- Short exercise: Reproduce the records below exactly as given.

Dataset records:
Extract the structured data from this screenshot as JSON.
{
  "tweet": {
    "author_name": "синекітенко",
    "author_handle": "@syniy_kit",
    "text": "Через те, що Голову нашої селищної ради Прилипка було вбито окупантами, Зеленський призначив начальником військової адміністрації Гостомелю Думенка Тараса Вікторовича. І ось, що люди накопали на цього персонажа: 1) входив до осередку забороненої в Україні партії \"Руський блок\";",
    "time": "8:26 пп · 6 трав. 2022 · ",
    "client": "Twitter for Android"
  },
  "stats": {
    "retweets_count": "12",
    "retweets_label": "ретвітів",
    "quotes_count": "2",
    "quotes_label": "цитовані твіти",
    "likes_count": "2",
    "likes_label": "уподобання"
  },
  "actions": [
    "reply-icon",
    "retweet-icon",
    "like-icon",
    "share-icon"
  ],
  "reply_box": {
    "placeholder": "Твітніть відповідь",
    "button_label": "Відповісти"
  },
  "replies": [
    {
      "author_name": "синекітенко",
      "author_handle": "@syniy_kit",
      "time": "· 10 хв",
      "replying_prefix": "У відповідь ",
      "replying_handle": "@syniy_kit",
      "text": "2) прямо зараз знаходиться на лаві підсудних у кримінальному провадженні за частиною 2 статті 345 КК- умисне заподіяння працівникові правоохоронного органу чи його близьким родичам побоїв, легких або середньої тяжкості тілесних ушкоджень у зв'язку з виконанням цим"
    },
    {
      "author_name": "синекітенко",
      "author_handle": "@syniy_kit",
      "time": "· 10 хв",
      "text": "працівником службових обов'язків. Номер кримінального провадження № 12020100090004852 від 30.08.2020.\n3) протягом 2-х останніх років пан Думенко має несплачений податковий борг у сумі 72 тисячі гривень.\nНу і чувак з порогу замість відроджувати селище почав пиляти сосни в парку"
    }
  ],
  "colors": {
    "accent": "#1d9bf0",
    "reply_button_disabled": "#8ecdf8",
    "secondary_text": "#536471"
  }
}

- Worked solution:
Extract the structured data from this screenshot as JSON.
{
  "tweet": {
    "author_name": "синекітенко",
    "author_handle": "@syniy_kit",
    "text": "Через те, що Голову нашої селищної ради Прилипка було вбито окупантами, Зеленський призначив начальником військової адміністрації Гостомелю Думенка Тараса Вікторовича. І ось, що люди накопали на цього персонажа: 1) входив до осередку забороненої в Україні партії \"Руський блок\";",
    "time": "8:26 пп · 6 трав. 2022 · ",
    "client": "Twitter for Android"
  },
  "stats": {
    "retweets_count": "12",
    "retweets_label": "ретвітів",
    "quotes_count": "2",
    "quotes_label": "цитовані твіти",
    "likes_count": "2",
    "likes_label": "уподобання"
  },
  "actions": [
    "reply-icon",
    "retweet-icon",
    "like-icon",
    "share-icon"
  ],
  "reply_box": {
    "placeholder": "Твітніть відповідь",
    "button_label": "Відповісти"
  },
  "replies": [
    {
      "author_name": "синекітенко",
      "author_handle": "@syniy_kit",
      "time": "· 10 хв",
      "replying_prefix": "У відповідь ",
      "replying_handle": "@syniy_kit",
      "text": "2) прямо зараз знаходиться на лаві підсудних у кримінальному провадженні за частиною 2 статті 345 КК- умисне заподіяння працівникові правоохоронного органу чи його близьким родичам побоїв, легких або середньої тяжкості тілесних ушкоджень у зв'язку з виконанням цим"
    },
    {
      "author_name": "синекітенко",
      "author_handle": "@syniy_kit",
      "time": "· 10 хв",
      "text": "працівником службових обов'язків. Номер кримінального провадження № 12020100090004852 від 30.08.2020.\n3) протягом 2-х останніх років пан Думенко має несплачений податковий борг у сумі 72 тисячі гривень.\nНу і чувак з порогу замість відроджувати селище почав пиляти сосни в парку"
    }
  ],
  "colors": {
    "accent": "#1d9bf0",
    "reply_button_disabled": "#8ecdf8",
    "secondary_text": "#536471"
  }
}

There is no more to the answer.